* What you need to do *
Retype all of the listing exactly, passing over any picture you find.

* Data entries *
------------------------------------------------------------

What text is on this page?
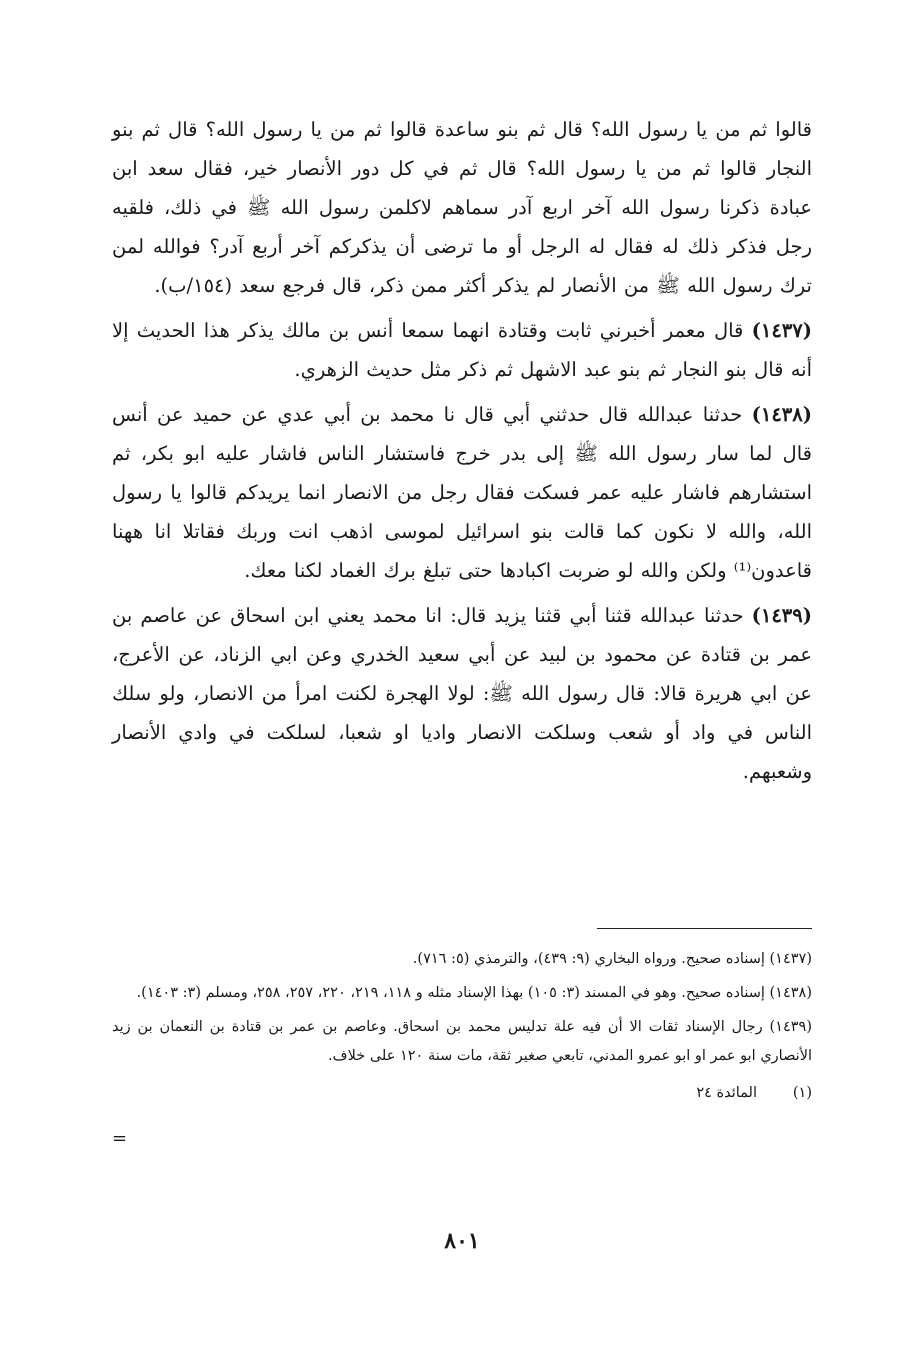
قالوا ثم من يا رسول الله؟ قال ثم بنو ساعدة قالوا ثم من يا رسول الله؟ قال ثم بنو النجار قالوا ثم من يا رسول الله؟ قال ثم في كل دور الأنصار خير، فقال سعد ابن عبادة ذكرنا رسول الله آخر اربع آدر سماهم لاكلمن رسول الله ﷺ في ذلك، فلقيه رجل فذكر ذلك له فقال له الرجل أو ما ترضى أن يذكركم آخر أربع آدر؟ فوالله لمن ترك رسول الله ﷺ من الأنصار لم يذكر أكثر ممن ذكر، قال فرجع سعد (١٥٤/ب).

(١٤٣٧) قال معمر أخبرني ثابت وقتادة انهما سمعا أنس بن مالك يذكر هذا الحديث إلا أنه قال بنو النجار ثم بنو عبد الاشهل ثم ذكر مثل حديث الزهري.

(١٤٣٨) حدثنا عبدالله قال حدثني أبي قال نا محمد بن أبي عدي عن حميد عن أنس قال لما سار رسول الله ﷺ إلى بدر خرج فاستشار الناس فاشار عليه ابو بكر، ثم استشارهم فاشار عليه عمر فسكت فقال رجل من الانصار انما يريدكم قالوا يا رسول الله، والله لا نكون كما قالت بنو اسرائيل لموسى اذهب انت وربك فقاتلا انا ههنا قاعدون⁽¹⁾ ولكن والله لو ضربت اكبادها حتى تبلغ برك الغماد لكنا معك.

(١٤٣٩) حدثنا عبدالله قثنا أبي قثنا يزيد قال: انا محمد يعني ابن اسحاق عن عاصم بن عمر بن قتادة عن محمود بن لبيد عن أبي سعيد الخدري وعن ابي الزناد، عن الأعرج، عن ابي هريرة قالا: قال رسول الله ﷺ: لولا الهجرة لكنت امرأ من الانصار، ولو سلك الناس في واد أو شعب وسلكت الانصار واديا او شعبا، لسلكت في وادي الأنصار وشعبهم.

(١٤٣٧) إسناده صحيح. ورواه البخاري (٩: ٤٣٩)، والترمذي (٥: ٧١٦).

(١٤٣٨) إسناده صحيح. وهو في المسند (٣: ١٠٥) بهذا الإسناد مثله و ١١٨، ٢١٩، ٢٢٠، ٢٥٧، ٢٥٨، ومسلم (٣: ١٤٠٣).

(١٤٣٩) رجال الإسناد ثقات الا أن فيه علة تدليس محمد بن اسحاق. وعاصم بن عمر بن قتادة بن النعمان بن زيد الأنصاري ابو عمر او ابو عمرو المدني، تابعي صغير ثقة، مات سنة ١٢٠ على خلاف.

(١)المائدة ٢٤
=
٨٠١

------------------------------------------------------------

* Written response *
What text is on this page?
قالوا ثم من يا رسول الله؟ قال ثم بنو ساعدة قالوا ثم من يا رسول الله؟ قال ثم بنو النجار قالوا ثم من يا رسول الله؟ قال ثم في كل دور الأنصار خير، فقال سعد ابن عبادة ذكرنا رسول الله آخر اربع آدر سماهم لاكلمن رسول الله ﷺ في ذلك، فلقيه رجل فذكر ذلك له فقال له الرجل أو ما ترضى أن يذكركم آخر أربع آدر؟ فوالله لمن ترك رسول الله ﷺ من الأنصار لم يذكر أكثر ممن ذكر، قال فرجع سعد (١٥٤/ب).

(١٤٣٧) قال معمر أخبرني ثابت وقتادة انهما سمعا أنس بن مالك يذكر هذا الحديث إلا أنه قال بنو النجار ثم بنو عبد الاشهل ثم ذكر مثل حديث الزهري.

(١٤٣٨) حدثنا عبدالله قال حدثني أبي قال نا محمد بن أبي عدي عن حميد عن أنس قال لما سار رسول الله ﷺ إلى بدر خرج فاستشار الناس فاشار عليه ابو بكر، ثم استشارهم فاشار عليه عمر فسكت فقال رجل من الانصار انما يريدكم قالوا يا رسول الله، والله لا نكون كما قالت بنو اسرائيل لموسى اذهب انت وربك فقاتلا انا ههنا قاعدون⁽¹⁾ ولكن والله لو ضربت اكبادها حتى تبلغ برك الغماد لكنا معك.

(١٤٣٩) حدثنا عبدالله قثنا أبي قثنا يزيد قال: انا محمد يعني ابن اسحاق عن عاصم بن عمر بن قتادة عن محمود بن لبيد عن أبي سعيد الخدري وعن ابي الزناد، عن الأعرج، عن ابي هريرة قالا: قال رسول الله ﷺ: لولا الهجرة لكنت امرأ من الانصار، ولو سلك الناس في واد أو شعب وسلكت الانصار واديا او شعبا، لسلكت في وادي الأنصار وشعبهم.

(١٤٣٧) إسناده صحيح. ورواه البخاري (٩: ٤٣٩)، والترمذي (٥: ٧١٦).

(١٤٣٨) إسناده صحيح. وهو في المسند (٣: ١٠٥) بهذا الإسناد مثله و ١١٨، ٢١٩، ٢٢٠، ٢٥٧، ٢٥٨، ومسلم (٣: ١٤٠٣).

(١٤٣٩) رجال الإسناد ثقات الا أن فيه علة تدليس محمد بن اسحاق. وعاصم بن عمر بن قتادة بن النعمان بن زيد الأنصاري ابو عمر او ابو عمرو المدني، تابعي صغير ثقة، مات سنة ١٢٠ على خلاف.

(١)المائدة ٢٤
=
٨٠١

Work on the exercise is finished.